Passage to read:

** start **

Without a termination clause, employers ending a contract early will be on the hook for the balance of the term
By Stuart Rudner
Sometimes, employers hire individuals pursuant to fixed-term contracts. They often do so in order to reduce or avoid perceived liabilities. However, in many cases they expose themselves to other liabilities unnecessarily, when their goals could have been achieved through the use of an indefinite contract of employment with provision for minimal notice of dismissal.
Fixed-term contracts of employment are appropriate in some circumstances. For example, if an individual has been hired to replace an employee on leave, or specifically to assist with a particular project, or any other situation where there is a logical “conclusion” to the relationship, then it may be appropriate to use a contract of fixed duration.
One of the most common mistakes employers make when implementing fixed-term contracts is the failure to include a termination clause. In the typical situation where there is an indefinite contract of employment without a termination clause, the employer will be required to provide “reasonable notice” of dismissal or pay in lieu thereof. The specific amount will depend upon the number of factors, including the employee’s length of service, age and position.
However, in the case of a fixed-term contract without a termination clause, the law, which many employers are not aware of, is that if the employer wants to terminate the contract early, they will be obligated to pay the employee for the balance of the contract (unless there is just cause for dismissal). Obviously, this can be a particularly onerous obligation.

** end **

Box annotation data
** start **

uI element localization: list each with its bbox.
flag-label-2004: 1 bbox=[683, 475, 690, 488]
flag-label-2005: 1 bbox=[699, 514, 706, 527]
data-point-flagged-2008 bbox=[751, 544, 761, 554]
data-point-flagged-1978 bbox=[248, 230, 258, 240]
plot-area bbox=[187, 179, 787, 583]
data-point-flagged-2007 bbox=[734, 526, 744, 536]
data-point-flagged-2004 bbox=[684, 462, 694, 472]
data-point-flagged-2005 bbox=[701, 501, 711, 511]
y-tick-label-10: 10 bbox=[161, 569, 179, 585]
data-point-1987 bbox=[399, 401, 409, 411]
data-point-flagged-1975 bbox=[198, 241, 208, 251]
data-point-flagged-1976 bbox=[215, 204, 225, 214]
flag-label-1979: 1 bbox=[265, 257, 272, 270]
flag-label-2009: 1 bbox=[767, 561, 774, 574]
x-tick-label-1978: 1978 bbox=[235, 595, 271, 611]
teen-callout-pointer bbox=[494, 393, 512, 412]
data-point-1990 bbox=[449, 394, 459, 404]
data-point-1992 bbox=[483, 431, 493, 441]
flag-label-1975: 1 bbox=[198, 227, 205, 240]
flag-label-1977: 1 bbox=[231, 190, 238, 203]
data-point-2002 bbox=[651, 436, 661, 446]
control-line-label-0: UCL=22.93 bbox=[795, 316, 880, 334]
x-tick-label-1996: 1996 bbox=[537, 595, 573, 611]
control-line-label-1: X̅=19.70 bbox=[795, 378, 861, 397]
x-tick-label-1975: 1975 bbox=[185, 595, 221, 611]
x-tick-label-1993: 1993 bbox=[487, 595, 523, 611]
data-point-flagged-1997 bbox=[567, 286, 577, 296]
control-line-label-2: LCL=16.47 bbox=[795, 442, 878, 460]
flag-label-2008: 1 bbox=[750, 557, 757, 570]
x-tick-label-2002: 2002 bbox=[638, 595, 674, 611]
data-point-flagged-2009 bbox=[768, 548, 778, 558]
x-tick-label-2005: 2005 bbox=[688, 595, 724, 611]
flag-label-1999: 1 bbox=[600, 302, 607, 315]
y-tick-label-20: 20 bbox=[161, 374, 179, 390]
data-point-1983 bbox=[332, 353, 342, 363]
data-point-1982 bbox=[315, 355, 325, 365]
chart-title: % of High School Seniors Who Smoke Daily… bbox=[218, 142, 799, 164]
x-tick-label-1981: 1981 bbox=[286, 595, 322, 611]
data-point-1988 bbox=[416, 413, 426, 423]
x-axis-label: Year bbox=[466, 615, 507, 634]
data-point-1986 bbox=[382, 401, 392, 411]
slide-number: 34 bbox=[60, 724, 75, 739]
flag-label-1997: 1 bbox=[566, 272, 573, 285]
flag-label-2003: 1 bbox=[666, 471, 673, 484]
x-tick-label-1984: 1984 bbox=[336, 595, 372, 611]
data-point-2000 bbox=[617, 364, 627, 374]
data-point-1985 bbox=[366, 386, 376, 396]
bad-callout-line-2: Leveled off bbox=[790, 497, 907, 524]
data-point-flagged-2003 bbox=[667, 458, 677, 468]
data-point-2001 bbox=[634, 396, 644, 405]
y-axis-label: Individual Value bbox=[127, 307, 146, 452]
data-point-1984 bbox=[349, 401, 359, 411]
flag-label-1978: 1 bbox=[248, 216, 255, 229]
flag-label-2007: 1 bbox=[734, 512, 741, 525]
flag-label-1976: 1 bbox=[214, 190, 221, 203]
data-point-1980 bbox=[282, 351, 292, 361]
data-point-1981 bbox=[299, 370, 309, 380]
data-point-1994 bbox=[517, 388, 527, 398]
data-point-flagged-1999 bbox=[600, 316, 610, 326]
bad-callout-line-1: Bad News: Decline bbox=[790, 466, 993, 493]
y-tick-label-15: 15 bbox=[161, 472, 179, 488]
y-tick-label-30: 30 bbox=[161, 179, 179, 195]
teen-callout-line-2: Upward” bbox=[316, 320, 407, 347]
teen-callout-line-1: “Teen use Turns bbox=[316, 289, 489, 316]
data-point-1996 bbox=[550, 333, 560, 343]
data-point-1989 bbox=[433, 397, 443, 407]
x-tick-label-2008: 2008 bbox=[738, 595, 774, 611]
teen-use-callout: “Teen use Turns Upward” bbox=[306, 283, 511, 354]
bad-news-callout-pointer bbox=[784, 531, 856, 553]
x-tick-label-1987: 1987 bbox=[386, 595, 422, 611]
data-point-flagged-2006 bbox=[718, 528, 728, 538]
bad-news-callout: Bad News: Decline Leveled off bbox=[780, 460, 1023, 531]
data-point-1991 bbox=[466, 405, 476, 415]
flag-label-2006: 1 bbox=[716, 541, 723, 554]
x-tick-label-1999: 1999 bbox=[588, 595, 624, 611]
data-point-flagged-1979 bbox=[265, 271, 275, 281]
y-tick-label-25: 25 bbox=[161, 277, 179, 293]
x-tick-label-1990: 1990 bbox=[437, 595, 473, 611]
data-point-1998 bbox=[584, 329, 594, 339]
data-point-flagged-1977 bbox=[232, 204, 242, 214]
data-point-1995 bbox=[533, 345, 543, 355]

** end **

Exercise prompt: In the article on fixed-term employment contracts, copy out everything from "One of the most" down to "age and position." word for word.

Answer to the task:
One of the most common mistakes employers make when implementing fixed-term contracts is the failure to include a termination clause. In the typical situation where there is an indefinite contract of employment without a termination clause, the employer will be required to provide “reasonable notice” of dismissal or pay in lieu thereof. The specific amount will depend upon the number of factors, including the employee’s length of service, age and position.